Stated problem →
State how many lines in the entries below contain "JSON". Write nothing but the number.

Dataset excerpts:
+++

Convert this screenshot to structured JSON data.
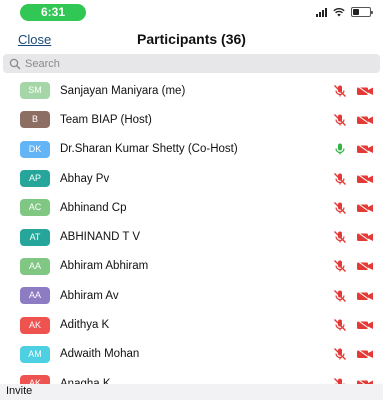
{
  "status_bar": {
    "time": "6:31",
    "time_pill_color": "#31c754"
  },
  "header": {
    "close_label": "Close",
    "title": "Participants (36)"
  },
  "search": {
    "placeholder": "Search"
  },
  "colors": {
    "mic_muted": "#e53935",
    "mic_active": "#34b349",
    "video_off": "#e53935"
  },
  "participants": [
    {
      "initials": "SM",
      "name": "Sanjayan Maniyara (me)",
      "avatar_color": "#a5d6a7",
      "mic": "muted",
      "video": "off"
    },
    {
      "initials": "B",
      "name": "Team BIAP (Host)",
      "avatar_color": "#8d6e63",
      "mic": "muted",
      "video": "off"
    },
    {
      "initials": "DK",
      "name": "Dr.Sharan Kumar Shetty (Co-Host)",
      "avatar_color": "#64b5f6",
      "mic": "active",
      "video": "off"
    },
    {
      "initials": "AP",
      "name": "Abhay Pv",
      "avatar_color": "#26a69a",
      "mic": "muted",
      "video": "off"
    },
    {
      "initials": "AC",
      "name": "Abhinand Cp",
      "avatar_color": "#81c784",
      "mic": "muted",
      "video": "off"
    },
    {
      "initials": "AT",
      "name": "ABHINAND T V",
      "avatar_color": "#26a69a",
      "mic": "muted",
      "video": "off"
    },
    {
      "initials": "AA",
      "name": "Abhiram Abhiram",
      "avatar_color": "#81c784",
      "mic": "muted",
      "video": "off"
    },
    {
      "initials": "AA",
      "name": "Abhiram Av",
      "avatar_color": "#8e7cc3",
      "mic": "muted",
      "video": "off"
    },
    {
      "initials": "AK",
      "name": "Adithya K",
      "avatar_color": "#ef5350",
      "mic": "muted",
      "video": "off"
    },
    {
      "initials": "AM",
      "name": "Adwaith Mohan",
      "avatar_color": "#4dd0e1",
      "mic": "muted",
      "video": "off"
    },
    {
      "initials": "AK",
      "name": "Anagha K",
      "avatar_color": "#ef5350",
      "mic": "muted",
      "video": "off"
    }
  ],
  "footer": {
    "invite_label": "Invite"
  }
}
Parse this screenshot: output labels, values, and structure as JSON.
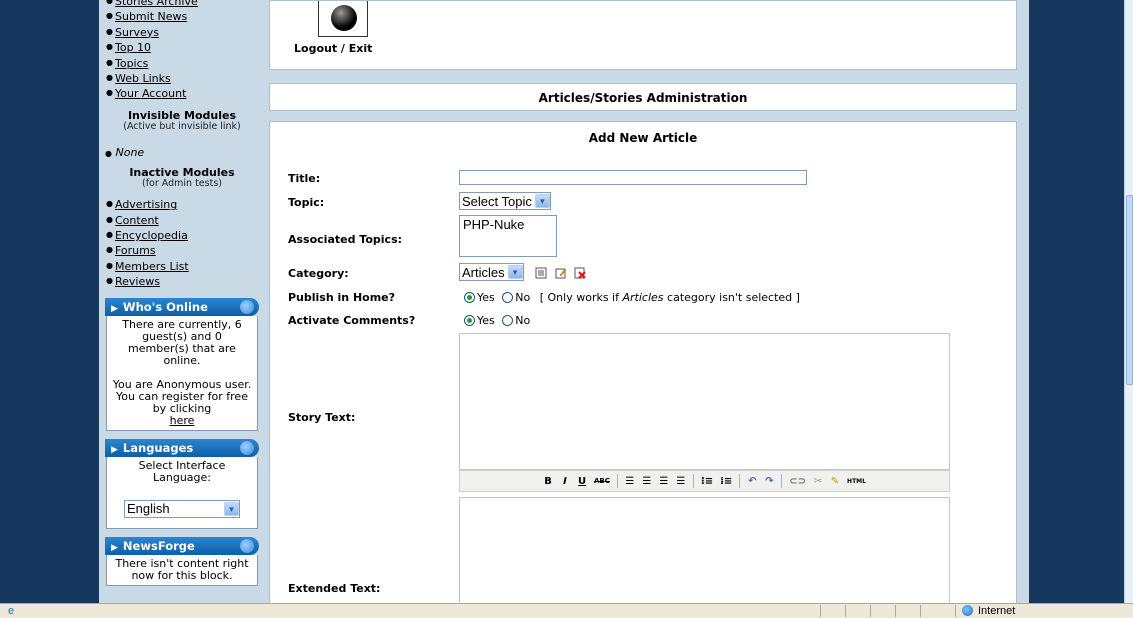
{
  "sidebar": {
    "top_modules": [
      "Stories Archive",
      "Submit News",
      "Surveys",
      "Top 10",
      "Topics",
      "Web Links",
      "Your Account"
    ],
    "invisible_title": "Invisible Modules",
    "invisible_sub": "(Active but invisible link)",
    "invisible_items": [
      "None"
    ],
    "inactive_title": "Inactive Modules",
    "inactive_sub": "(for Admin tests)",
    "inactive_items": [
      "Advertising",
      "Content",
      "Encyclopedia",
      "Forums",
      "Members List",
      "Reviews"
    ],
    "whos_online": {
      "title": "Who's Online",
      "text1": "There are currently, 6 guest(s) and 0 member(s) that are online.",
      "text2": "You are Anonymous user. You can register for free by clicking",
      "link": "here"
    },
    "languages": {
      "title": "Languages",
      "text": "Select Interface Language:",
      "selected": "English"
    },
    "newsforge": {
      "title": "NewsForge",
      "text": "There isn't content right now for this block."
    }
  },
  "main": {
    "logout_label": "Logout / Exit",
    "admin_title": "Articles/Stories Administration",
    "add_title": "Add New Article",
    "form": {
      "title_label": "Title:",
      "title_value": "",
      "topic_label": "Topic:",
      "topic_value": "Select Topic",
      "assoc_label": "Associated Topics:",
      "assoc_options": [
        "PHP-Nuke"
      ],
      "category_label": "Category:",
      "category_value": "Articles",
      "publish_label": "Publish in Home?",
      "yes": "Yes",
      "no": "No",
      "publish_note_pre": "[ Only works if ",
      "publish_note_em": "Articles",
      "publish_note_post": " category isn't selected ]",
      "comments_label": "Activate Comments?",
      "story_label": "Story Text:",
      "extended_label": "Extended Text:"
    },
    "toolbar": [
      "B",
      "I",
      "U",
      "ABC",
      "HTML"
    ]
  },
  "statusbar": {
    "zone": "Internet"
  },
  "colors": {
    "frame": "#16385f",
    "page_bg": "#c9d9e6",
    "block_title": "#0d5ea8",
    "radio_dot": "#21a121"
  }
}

+++

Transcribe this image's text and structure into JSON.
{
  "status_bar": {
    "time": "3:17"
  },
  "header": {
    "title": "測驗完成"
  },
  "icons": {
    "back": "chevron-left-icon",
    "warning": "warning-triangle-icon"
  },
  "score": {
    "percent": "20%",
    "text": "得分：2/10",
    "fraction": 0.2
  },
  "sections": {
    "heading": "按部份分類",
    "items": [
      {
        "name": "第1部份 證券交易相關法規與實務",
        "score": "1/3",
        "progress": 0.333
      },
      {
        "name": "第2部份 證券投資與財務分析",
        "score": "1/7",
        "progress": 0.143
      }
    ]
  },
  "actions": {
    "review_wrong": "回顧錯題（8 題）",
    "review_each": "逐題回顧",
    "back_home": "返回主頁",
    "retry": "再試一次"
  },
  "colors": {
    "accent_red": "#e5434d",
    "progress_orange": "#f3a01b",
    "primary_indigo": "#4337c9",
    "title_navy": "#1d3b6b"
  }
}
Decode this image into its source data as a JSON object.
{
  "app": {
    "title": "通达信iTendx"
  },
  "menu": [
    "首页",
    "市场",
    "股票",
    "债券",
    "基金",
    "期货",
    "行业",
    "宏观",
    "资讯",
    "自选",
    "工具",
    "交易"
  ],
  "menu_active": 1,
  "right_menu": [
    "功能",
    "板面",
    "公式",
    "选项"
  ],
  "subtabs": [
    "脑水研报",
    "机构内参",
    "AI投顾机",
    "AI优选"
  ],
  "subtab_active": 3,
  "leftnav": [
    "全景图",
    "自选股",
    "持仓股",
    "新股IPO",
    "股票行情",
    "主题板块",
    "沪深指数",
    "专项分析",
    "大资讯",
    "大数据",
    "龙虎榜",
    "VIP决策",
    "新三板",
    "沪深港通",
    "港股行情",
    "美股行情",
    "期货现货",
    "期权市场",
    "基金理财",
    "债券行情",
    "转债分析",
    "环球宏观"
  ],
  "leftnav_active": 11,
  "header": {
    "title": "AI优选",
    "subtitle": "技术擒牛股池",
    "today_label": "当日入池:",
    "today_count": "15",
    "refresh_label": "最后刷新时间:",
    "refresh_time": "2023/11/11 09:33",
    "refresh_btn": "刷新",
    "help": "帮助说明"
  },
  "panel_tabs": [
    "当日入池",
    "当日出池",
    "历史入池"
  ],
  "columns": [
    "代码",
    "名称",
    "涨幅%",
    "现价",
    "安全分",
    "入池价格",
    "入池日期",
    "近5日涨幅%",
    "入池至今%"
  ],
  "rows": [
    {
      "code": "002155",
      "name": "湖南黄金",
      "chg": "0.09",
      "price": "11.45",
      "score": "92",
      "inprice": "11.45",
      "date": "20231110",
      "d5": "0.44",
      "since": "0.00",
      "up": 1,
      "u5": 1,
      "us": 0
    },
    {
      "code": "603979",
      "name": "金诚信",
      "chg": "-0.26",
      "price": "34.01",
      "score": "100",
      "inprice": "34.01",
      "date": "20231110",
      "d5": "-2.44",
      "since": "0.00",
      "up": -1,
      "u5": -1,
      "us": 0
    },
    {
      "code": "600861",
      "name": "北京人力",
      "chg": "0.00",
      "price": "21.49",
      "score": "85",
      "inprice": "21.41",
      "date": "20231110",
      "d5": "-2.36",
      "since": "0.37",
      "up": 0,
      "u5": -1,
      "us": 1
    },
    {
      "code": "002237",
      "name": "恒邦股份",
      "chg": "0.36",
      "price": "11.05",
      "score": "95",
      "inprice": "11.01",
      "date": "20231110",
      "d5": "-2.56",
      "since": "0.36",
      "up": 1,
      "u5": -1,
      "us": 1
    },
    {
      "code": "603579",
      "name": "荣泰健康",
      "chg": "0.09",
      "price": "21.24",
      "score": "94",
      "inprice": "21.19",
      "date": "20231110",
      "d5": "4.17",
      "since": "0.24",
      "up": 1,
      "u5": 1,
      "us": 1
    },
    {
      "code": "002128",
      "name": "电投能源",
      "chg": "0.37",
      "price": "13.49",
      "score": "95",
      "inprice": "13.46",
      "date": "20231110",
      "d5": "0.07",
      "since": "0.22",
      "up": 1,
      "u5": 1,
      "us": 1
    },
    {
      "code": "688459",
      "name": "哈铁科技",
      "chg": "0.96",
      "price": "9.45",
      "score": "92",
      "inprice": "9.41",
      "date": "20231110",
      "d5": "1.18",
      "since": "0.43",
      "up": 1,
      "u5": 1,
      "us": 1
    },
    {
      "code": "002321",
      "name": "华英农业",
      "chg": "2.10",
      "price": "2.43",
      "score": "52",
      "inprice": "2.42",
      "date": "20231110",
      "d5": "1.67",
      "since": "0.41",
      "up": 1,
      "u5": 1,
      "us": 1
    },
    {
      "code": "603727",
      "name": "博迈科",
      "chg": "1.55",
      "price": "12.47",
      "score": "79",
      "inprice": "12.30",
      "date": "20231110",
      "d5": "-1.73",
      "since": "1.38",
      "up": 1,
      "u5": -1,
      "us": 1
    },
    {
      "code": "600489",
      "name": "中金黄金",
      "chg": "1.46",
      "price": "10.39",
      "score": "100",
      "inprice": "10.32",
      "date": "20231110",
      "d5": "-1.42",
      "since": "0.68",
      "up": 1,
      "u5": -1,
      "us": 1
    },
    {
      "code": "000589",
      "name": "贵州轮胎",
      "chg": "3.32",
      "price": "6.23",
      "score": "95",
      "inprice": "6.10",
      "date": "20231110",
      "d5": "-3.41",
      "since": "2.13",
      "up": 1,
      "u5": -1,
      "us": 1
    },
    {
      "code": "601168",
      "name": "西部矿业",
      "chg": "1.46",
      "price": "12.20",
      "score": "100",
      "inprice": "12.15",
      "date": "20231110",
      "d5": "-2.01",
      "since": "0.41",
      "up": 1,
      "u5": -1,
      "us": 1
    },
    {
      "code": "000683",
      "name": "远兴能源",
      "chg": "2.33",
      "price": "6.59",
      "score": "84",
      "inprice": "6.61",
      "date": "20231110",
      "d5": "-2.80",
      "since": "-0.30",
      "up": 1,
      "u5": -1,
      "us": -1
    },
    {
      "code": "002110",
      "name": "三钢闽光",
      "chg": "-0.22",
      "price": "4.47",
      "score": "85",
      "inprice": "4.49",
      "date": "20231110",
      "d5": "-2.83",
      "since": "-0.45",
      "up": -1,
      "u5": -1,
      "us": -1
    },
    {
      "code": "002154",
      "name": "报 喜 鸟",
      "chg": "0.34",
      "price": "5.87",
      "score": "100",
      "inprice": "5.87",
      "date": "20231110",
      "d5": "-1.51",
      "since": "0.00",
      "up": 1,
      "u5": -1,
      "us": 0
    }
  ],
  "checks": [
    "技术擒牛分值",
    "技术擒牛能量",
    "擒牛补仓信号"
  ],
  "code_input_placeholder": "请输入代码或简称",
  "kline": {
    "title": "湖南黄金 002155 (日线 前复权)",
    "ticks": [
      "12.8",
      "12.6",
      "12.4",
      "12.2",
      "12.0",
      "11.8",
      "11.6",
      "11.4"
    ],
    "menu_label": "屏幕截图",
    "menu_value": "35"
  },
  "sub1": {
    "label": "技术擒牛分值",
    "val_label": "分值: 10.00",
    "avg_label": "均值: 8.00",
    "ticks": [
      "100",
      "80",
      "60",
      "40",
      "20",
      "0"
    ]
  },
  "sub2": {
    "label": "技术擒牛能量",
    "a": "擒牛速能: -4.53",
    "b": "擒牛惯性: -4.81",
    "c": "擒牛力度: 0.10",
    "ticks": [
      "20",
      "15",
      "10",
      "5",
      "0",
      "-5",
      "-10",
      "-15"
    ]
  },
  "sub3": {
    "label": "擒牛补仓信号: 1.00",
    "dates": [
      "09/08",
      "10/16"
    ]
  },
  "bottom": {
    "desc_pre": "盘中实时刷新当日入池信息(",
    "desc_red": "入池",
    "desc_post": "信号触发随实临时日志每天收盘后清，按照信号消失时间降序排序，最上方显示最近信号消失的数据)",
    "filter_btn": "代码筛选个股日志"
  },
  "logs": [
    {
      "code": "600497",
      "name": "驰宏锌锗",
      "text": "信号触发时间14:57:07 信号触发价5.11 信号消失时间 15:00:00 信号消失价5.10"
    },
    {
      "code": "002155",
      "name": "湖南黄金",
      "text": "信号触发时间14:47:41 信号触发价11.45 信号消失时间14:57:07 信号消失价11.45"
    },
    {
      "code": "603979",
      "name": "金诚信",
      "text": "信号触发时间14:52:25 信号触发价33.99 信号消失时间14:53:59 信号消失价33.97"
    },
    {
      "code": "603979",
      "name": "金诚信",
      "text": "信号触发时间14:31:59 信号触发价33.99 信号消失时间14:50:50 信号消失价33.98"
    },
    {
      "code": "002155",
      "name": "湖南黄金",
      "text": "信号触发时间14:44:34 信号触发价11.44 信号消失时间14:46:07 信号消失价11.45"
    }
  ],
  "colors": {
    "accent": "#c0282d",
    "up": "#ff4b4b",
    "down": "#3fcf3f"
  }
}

+++

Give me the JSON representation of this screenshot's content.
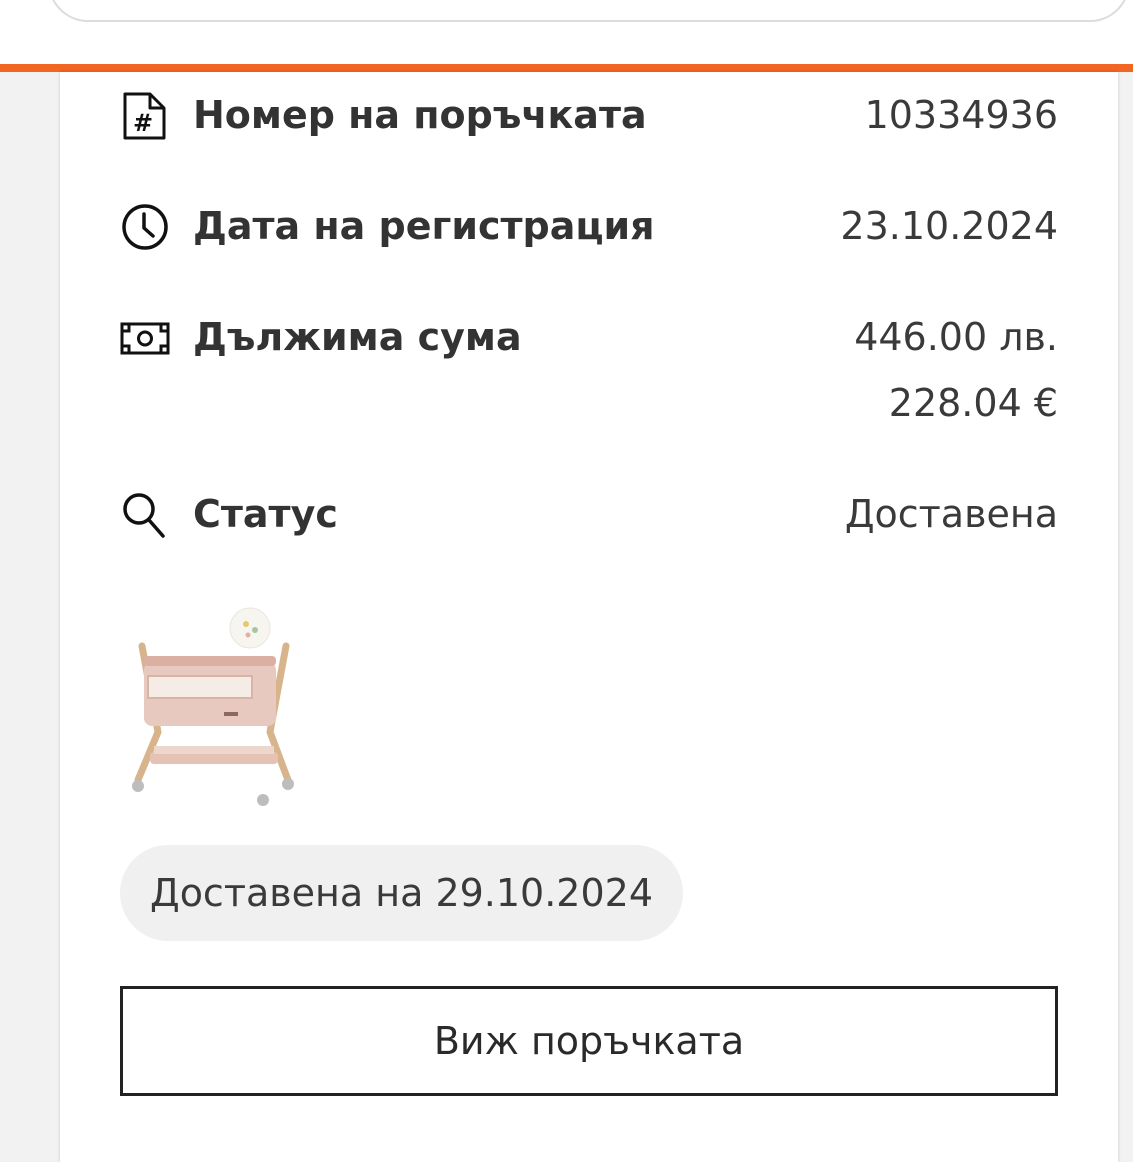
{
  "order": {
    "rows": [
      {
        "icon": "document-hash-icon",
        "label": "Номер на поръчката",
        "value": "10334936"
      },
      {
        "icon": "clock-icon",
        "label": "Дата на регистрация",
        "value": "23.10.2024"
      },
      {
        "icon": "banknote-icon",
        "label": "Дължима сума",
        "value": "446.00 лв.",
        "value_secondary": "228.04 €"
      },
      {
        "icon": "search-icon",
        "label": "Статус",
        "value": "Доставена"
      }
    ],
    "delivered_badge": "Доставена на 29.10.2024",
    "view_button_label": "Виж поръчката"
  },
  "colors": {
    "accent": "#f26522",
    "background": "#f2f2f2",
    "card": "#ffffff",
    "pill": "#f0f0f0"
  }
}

+++

Exercise answer →
5